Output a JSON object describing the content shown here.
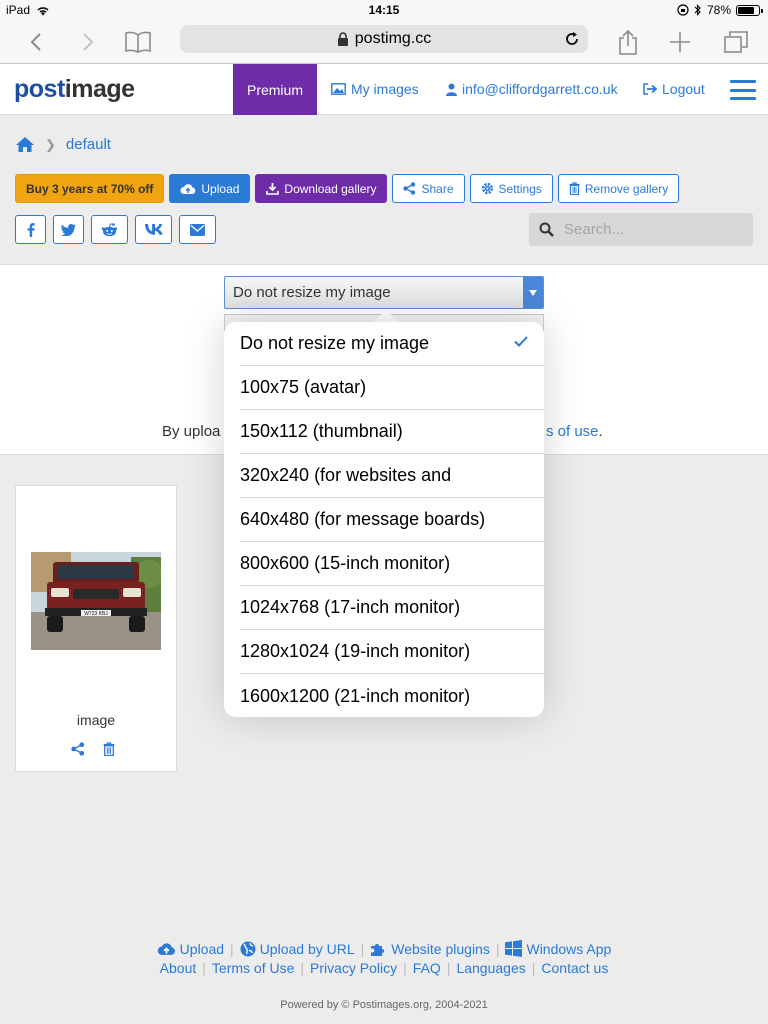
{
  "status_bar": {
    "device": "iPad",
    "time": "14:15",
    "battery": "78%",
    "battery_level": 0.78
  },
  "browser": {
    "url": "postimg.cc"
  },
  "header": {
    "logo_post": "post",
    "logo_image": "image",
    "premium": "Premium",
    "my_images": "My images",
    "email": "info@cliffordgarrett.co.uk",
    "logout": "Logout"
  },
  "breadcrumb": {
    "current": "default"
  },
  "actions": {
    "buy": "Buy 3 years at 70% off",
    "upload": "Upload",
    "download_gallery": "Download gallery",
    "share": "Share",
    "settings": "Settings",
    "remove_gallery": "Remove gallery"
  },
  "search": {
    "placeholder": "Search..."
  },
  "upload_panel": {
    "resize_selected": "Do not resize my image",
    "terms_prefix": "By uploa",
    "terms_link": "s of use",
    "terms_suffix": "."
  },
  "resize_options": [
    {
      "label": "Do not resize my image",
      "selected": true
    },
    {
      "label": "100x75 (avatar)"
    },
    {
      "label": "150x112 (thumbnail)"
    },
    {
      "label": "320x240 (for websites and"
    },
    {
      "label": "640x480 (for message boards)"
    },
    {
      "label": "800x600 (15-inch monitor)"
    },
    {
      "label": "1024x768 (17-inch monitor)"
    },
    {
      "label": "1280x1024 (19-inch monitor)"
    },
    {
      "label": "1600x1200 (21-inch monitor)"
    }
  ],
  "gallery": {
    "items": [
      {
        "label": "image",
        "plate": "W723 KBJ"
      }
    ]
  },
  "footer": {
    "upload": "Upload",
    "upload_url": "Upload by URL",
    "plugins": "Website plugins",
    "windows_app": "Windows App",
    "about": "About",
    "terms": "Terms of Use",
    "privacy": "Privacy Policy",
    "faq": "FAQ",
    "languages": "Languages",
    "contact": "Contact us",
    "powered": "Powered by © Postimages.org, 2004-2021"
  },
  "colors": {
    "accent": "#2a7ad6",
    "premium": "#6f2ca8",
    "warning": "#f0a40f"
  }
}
---
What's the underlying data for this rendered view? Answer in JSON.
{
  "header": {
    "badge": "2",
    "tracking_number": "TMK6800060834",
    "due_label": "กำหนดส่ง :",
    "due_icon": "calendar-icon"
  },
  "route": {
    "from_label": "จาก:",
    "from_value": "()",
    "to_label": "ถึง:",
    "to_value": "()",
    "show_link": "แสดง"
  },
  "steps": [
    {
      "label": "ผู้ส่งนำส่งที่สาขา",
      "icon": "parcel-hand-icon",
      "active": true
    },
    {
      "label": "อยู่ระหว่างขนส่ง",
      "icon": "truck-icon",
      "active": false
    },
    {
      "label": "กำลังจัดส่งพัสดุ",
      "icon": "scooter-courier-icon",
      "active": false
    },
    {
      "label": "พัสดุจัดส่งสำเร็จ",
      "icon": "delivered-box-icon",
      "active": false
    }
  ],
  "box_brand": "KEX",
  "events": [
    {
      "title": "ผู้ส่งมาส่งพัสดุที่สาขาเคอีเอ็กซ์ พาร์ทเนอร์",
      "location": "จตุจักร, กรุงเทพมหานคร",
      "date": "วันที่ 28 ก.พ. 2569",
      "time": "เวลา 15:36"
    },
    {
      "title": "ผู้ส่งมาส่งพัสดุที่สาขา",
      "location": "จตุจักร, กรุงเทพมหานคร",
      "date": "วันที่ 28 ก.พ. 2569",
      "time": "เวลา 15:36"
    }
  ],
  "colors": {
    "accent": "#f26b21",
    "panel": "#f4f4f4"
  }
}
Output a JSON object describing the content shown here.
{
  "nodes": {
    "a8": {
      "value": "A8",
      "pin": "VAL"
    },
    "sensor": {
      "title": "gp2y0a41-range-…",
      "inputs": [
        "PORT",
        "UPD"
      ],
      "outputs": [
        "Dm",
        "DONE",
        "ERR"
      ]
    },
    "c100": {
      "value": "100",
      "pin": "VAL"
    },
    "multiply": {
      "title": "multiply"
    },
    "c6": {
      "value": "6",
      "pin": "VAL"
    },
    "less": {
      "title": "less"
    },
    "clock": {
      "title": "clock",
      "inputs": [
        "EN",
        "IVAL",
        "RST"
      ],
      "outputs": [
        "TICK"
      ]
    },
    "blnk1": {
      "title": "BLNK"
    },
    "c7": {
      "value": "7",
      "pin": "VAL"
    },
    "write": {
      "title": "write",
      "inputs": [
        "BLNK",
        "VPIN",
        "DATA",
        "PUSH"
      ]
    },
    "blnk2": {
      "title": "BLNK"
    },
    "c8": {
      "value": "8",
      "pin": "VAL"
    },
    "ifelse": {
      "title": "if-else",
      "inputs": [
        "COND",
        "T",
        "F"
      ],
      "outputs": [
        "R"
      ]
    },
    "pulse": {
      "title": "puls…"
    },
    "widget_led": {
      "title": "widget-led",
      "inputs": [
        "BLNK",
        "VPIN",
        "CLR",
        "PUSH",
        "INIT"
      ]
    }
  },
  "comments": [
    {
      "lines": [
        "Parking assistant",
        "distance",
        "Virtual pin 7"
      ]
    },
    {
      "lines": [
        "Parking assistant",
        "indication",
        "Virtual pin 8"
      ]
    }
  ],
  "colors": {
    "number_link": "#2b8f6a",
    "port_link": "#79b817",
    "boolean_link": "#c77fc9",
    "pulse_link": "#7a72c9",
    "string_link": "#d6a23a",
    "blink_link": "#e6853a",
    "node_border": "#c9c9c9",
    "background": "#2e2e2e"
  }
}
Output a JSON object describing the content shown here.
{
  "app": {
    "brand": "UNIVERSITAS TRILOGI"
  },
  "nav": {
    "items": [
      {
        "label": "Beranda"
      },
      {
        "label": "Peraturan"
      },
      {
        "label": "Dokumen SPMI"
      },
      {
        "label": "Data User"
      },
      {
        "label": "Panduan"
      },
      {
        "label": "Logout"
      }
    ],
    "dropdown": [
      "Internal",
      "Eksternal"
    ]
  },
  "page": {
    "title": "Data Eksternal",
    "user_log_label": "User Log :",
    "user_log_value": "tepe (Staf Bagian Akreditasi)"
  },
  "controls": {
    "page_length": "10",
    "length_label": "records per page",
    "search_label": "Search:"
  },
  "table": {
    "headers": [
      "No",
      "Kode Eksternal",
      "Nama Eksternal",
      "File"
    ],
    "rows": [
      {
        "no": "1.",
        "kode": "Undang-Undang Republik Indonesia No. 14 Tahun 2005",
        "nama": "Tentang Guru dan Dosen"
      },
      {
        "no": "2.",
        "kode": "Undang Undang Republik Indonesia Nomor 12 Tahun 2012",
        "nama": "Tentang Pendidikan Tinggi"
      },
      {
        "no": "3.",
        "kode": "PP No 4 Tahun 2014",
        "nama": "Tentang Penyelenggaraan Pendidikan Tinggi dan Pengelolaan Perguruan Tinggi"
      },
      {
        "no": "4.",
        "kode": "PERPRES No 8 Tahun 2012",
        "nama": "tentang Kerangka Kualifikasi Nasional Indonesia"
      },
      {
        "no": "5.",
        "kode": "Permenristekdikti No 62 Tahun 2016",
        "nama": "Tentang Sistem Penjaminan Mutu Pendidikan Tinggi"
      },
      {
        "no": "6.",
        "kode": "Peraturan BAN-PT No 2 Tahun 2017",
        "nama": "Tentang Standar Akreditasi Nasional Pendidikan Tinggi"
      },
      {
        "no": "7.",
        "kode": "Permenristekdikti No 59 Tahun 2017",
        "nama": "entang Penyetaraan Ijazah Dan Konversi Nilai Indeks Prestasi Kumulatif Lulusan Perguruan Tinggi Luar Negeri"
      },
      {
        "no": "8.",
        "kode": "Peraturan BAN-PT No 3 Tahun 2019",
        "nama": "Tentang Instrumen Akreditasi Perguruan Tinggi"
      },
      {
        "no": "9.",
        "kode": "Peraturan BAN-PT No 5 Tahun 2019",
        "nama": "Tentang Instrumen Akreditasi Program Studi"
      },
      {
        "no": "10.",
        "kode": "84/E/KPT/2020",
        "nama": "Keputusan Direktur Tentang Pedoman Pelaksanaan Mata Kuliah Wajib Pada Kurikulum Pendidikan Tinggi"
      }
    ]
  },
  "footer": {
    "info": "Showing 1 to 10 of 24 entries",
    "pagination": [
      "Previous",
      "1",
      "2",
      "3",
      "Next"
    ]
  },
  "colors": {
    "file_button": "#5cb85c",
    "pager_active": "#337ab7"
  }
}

* [What the task asks]:
Copy each line of the listing that includes "Republik".

* [Answer below]:
        "kode": "Undang-Undang Republik Indonesia No. 14 Tahun 2005",
        "kode": "Undang Undang Republik Indonesia Nomor 12 Tahun 2012",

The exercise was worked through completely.